— RECORDS PROVIDED —
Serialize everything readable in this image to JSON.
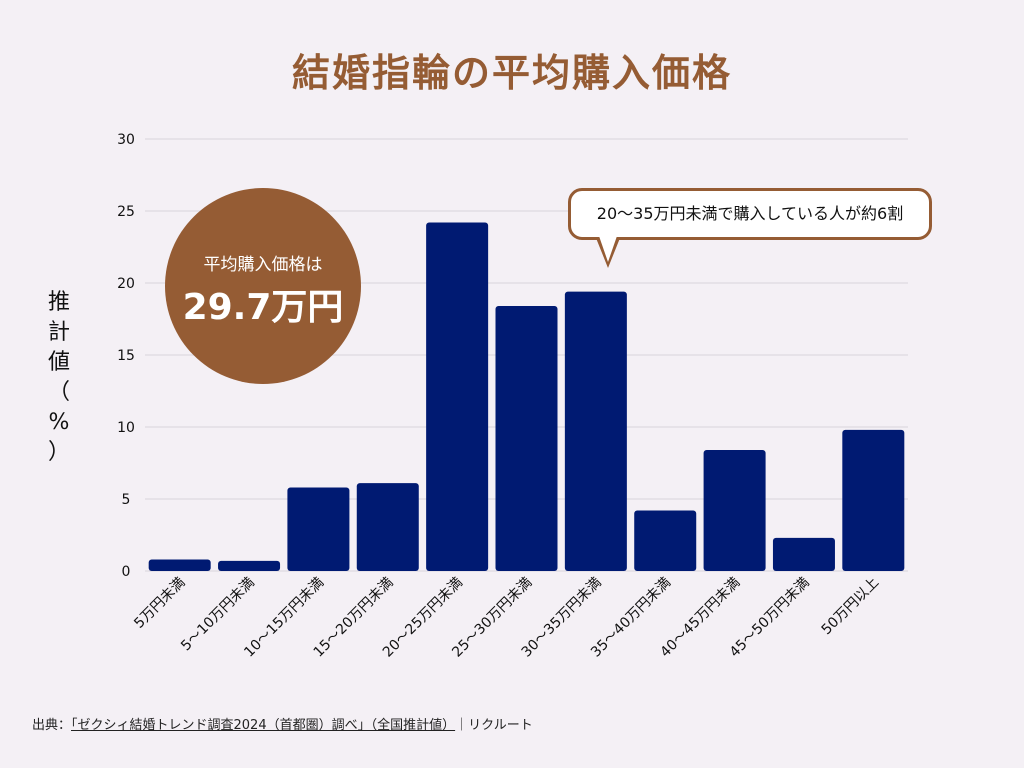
{
  "chart_data": {
    "type": "bar",
    "title": "結婚指輪の平均購入価格",
    "xlabel": "",
    "ylabel": "推計値（%）",
    "ylim": [
      0,
      30
    ],
    "yticks": [
      0,
      5,
      10,
      15,
      20,
      25,
      30
    ],
    "grid": true,
    "categories": [
      "5万円未満",
      "5～10万円未満",
      "10～15万円未満",
      "15～20万円未満",
      "20～25万円未満",
      "25～30万円未満",
      "30～35万円未満",
      "35～40万円未満",
      "40～45万円未満",
      "45～50万円未満",
      "50万円以上"
    ],
    "values": [
      0.8,
      0.7,
      5.8,
      6.1,
      24.2,
      18.4,
      19.4,
      4.2,
      8.4,
      2.3,
      9.8
    ],
    "bar_color": "#001a72"
  },
  "ylabel_chars": [
    "推",
    "計",
    "値",
    "（",
    "%",
    "）"
  ],
  "badge": {
    "line1": "平均購入価格は",
    "line2": "29.7万円",
    "color": "#955c34"
  },
  "callout": {
    "text": "20〜35万円未満で購入している人が約6割"
  },
  "source": {
    "prefix": "出典：",
    "link": "「ゼクシィ結婚トレンド調査2024（首都圏）調べ」（全国推計値）",
    "suffix": "｜リクルート"
  }
}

— TASK REQUIREMENTS —
Copy each line of the records precisely and drop any images they hold.

— EXPECTED ANSWER —
Serialize everything readable in this image to JSON.
{
  "chart_data": {
    "type": "bar",
    "title": "結婚指輪の平均購入価格",
    "xlabel": "",
    "ylabel": "推計値（%）",
    "ylim": [
      0,
      30
    ],
    "yticks": [
      0,
      5,
      10,
      15,
      20,
      25,
      30
    ],
    "grid": true,
    "categories": [
      "5万円未満",
      "5～10万円未満",
      "10～15万円未満",
      "15～20万円未満",
      "20～25万円未満",
      "25～30万円未満",
      "30～35万円未満",
      "35～40万円未満",
      "40～45万円未満",
      "45～50万円未満",
      "50万円以上"
    ],
    "values": [
      0.8,
      0.7,
      5.8,
      6.1,
      24.2,
      18.4,
      19.4,
      4.2,
      8.4,
      2.3,
      9.8
    ],
    "bar_color": "#001a72"
  },
  "ylabel_chars": [
    "推",
    "計",
    "値",
    "（",
    "%",
    "）"
  ],
  "badge": {
    "line1": "平均購入価格は",
    "line2": "29.7万円",
    "color": "#955c34"
  },
  "callout": {
    "text": "20〜35万円未満で購入している人が約6割"
  },
  "source": {
    "prefix": "出典：",
    "link": "「ゼクシィ結婚トレンド調査2024（首都圏）調べ」（全国推計値）",
    "suffix": "｜リクルート"
  }
}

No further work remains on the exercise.